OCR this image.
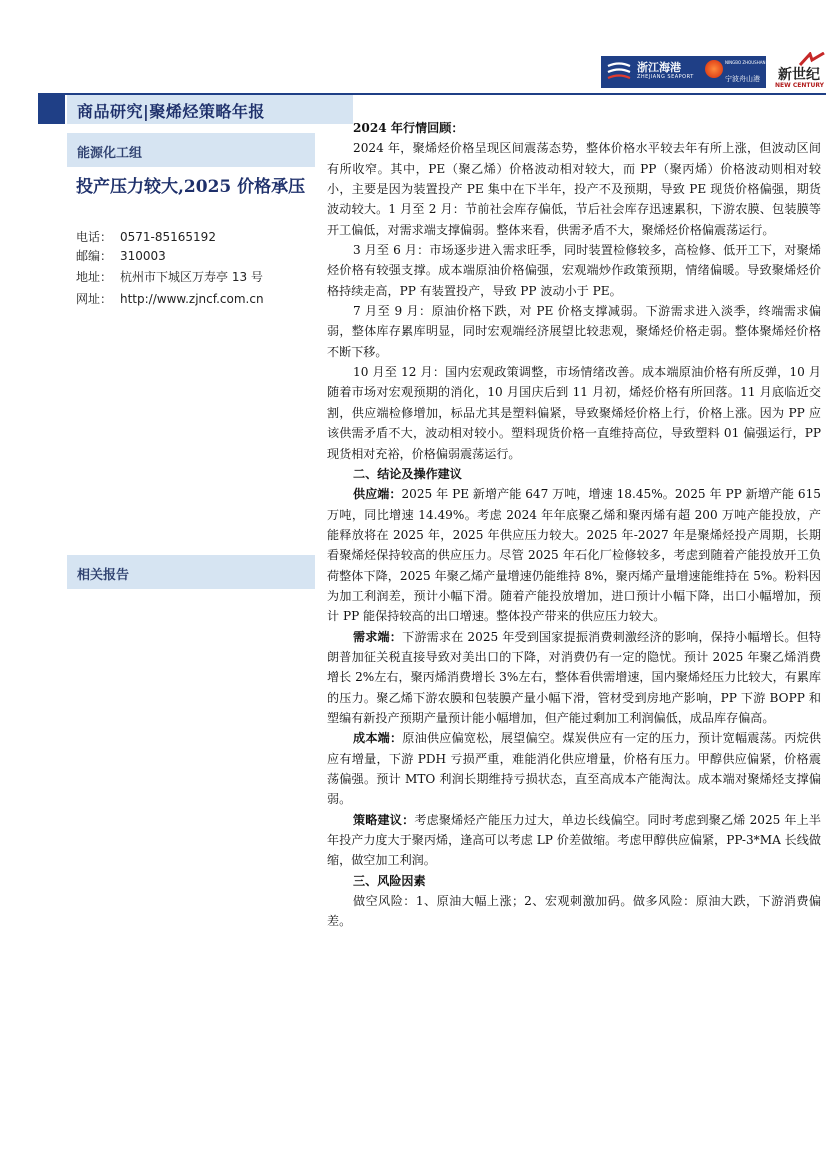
浙江海港
ZHEJIANG SEAPORT
NINGBO ZHOUSHAN PORT
宁波舟山港 新世纪
NEW CENTURY
商品研究|聚烯烃策略年报
能源化工组
投产压力较大,2025 价格承压
电话： 0571-85165192
邮编： 310003
地址： 杭州市下城区万寿亭 13 号
网址： http://www.zjncf.com.cn
相关报告

2024 年行情回顾：

2024 年，聚烯烃价格呈现区间震荡态势，整体价格水平较去年有所上涨，但波动区间有所收窄。其中，PE（聚乙烯）价格波动相对较大，而 PP（聚丙烯）价格波动则相对较小，主要是因为装置投产 PE 集中在下半年，投产不及预期，导致 PE 现货价格偏强，期货波动较大。1 月至 2 月：节前社会库存偏低，节后社会库存迅速累积，下游农膜、包装膜等开工偏低，对需求端支撑偏弱。整体来看，供需矛盾不大，聚烯烃价格偏震荡运行。

3 月至 6 月：市场逐步进入需求旺季，同时装置检修较多，高检修、低开工下，对聚烯烃价格有较强支撑。成本端原油价格偏强，宏观端炒作政策预期，情绪偏暖。导致聚烯烃价格持续走高，PP 有装置投产，导致 PP 波动小于 PE。

7 月至 9 月：原油价格下跌，对 PE 价格支撑减弱。下游需求进入淡季，终端需求偏弱，整体库存累库明显，同时宏观端经济展望比较悲观，聚烯烃价格走弱。整体聚烯烃价格不断下移。

10 月至 12 月：国内宏观政策调整，市场情绪改善。成本端原油价格有所反弹，10 月随着市场对宏观预期的消化，10 月国庆后到 11 月初，烯烃价格有所回落。11 月底临近交割，供应端检修增加，标品尤其是塑料偏紧，导致聚烯烃价格上行，价格上涨。因为 PP 应该供需矛盾不大，波动相对较小。塑料现货价格一直维持高位，导致塑料 01 偏强运行，PP 现货相对充裕，价格偏弱震荡运行。

二、结论及操作建议

供应端：2025 年 PE 新增产能 647 万吨，增速 18.45%。2025 年 PP 新增产能 615 万吨，同比增速 14.49%。考虑 2024 年年底聚乙烯和聚丙烯有超 200 万吨产能投放，产能释放将在 2025 年，2025 年供应压力较大。2025 年-2027 年是聚烯烃投产周期，长期看聚烯烃保持较高的供应压力。尽管 2025 年石化厂检修较多，考虑到随着产能投放开工负荷整体下降，2025 年聚乙烯产量增速仍能维持 8%，聚丙烯产量增速能维持在 5%。粉料因为加工利润差，预计小幅下滑。随着产能投放增加，进口预计小幅下降，出口小幅增加，预计 PP 能保持较高的出口增速。整体投产带来的供应压力较大。

需求端：下游需求在 2025 年受到国家提振消费刺激经济的影响，保持小幅增长。但特朗普加征关税直接导致对美出口的下降，对消费仍有一定的隐忧。预计 2025 年聚乙烯消费增长 2%左右，聚丙烯消费增长 3%左右，整体看供需增速，国内聚烯烃压力比较大，有累库的压力。聚乙烯下游农膜和包装膜产量小幅下滑，管材受到房地产影响，PP 下游 BOPP 和塑编有新投产预期产量预计能小幅增加，但产能过剩加工利润偏低，成品库存偏高。

成本端：原油供应偏宽松，展望偏空。煤炭供应有一定的压力，预计宽幅震荡。丙烷供应有增量，下游 PDH 亏损严重，难能消化供应增量，价格有压力。甲醇供应偏紧，价格震荡偏强。预计 MTO 利润长期维持亏损状态，直至高成本产能淘汰。成本端对聚烯烃支撑偏弱。

策略建议：考虑聚烯烃产能压力过大，单边长线偏空。同时考虑到聚乙烯 2025 年上半年投产力度大于聚丙烯，逢高可以考虑 LP 价差做缩。考虑甲醇供应偏紧，PP-3*MA 长线做缩，做空加工利润。

三、风险因素

做空风险：1、原油大幅上涨；2、宏观刺激加码。做多风险：原油大跌，下游消费偏差。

--------

Output every entry verbatim. Pictures do not belong in the copy.

OCR this image.
浙江海港
ZHEJIANG SEAPORT
NINGBO ZHOUSHAN PORT
宁波舟山港 新世纪
NEW CENTURY
商品研究|聚烯烃策略年报
能源化工组
投产压力较大,2025 价格承压
电话： 0571-85165192
邮编： 310003
地址： 杭州市下城区万寿亭 13 号
网址： http://www.zjncf.com.cn
相关报告

2024 年行情回顾：

2024 年，聚烯烃价格呈现区间震荡态势，整体价格水平较去年有所上涨，但波动区间有所收窄。其中，PE（聚乙烯）价格波动相对较大，而 PP（聚丙烯）价格波动则相对较小，主要是因为装置投产 PE 集中在下半年，投产不及预期，导致 PE 现货价格偏强，期货波动较大。1 月至 2 月：节前社会库存偏低，节后社会库存迅速累积，下游农膜、包装膜等开工偏低，对需求端支撑偏弱。整体来看，供需矛盾不大，聚烯烃价格偏震荡运行。

3 月至 6 月：市场逐步进入需求旺季，同时装置检修较多，高检修、低开工下，对聚烯烃价格有较强支撑。成本端原油价格偏强，宏观端炒作政策预期，情绪偏暖。导致聚烯烃价格持续走高，PP 有装置投产，导致 PP 波动小于 PE。

7 月至 9 月：原油价格下跌，对 PE 价格支撑减弱。下游需求进入淡季，终端需求偏弱，整体库存累库明显，同时宏观端经济展望比较悲观，聚烯烃价格走弱。整体聚烯烃价格不断下移。

10 月至 12 月：国内宏观政策调整，市场情绪改善。成本端原油价格有所反弹，10 月随着市场对宏观预期的消化，10 月国庆后到 11 月初，烯烃价格有所回落。11 月底临近交割，供应端检修增加，标品尤其是塑料偏紧，导致聚烯烃价格上行，价格上涨。因为 PP 应该供需矛盾不大，波动相对较小。塑料现货价格一直维持高位，导致塑料 01 偏强运行，PP 现货相对充裕，价格偏弱震荡运行。

二、结论及操作建议

供应端：2025 年 PE 新增产能 647 万吨，增速 18.45%。2025 年 PP 新增产能 615 万吨，同比增速 14.49%。考虑 2024 年年底聚乙烯和聚丙烯有超 200 万吨产能投放，产能释放将在 2025 年，2025 年供应压力较大。2025 年-2027 年是聚烯烃投产周期，长期看聚烯烃保持较高的供应压力。尽管 2025 年石化厂检修较多，考虑到随着产能投放开工负荷整体下降，2025 年聚乙烯产量增速仍能维持 8%，聚丙烯产量增速能维持在 5%。粉料因为加工利润差，预计小幅下滑。随着产能投放增加，进口预计小幅下降，出口小幅增加，预计 PP 能保持较高的出口增速。整体投产带来的供应压力较大。

需求端：下游需求在 2025 年受到国家提振消费刺激经济的影响，保持小幅增长。但特朗普加征关税直接导致对美出口的下降，对消费仍有一定的隐忧。预计 2025 年聚乙烯消费增长 2%左右，聚丙烯消费增长 3%左右，整体看供需增速，国内聚烯烃压力比较大，有累库的压力。聚乙烯下游农膜和包装膜产量小幅下滑，管材受到房地产影响，PP 下游 BOPP 和塑编有新投产预期产量预计能小幅增加，但产能过剩加工利润偏低，成品库存偏高。

成本端：原油供应偏宽松，展望偏空。煤炭供应有一定的压力，预计宽幅震荡。丙烷供应有增量，下游 PDH 亏损严重，难能消化供应增量，价格有压力。甲醇供应偏紧，价格震荡偏强。预计 MTO 利润长期维持亏损状态，直至高成本产能淘汰。成本端对聚烯烃支撑偏弱。

策略建议：考虑聚烯烃产能压力过大，单边长线偏空。同时考虑到聚乙烯 2025 年上半年投产力度大于聚丙烯，逢高可以考虑 LP 价差做缩。考虑甲醇供应偏紧，PP-3*MA 长线做缩，做空加工利润。

三、风险因素

做空风险：1、原油大幅上涨；2、宏观刺激加码。做多风险：原油大跌，下游消费偏差。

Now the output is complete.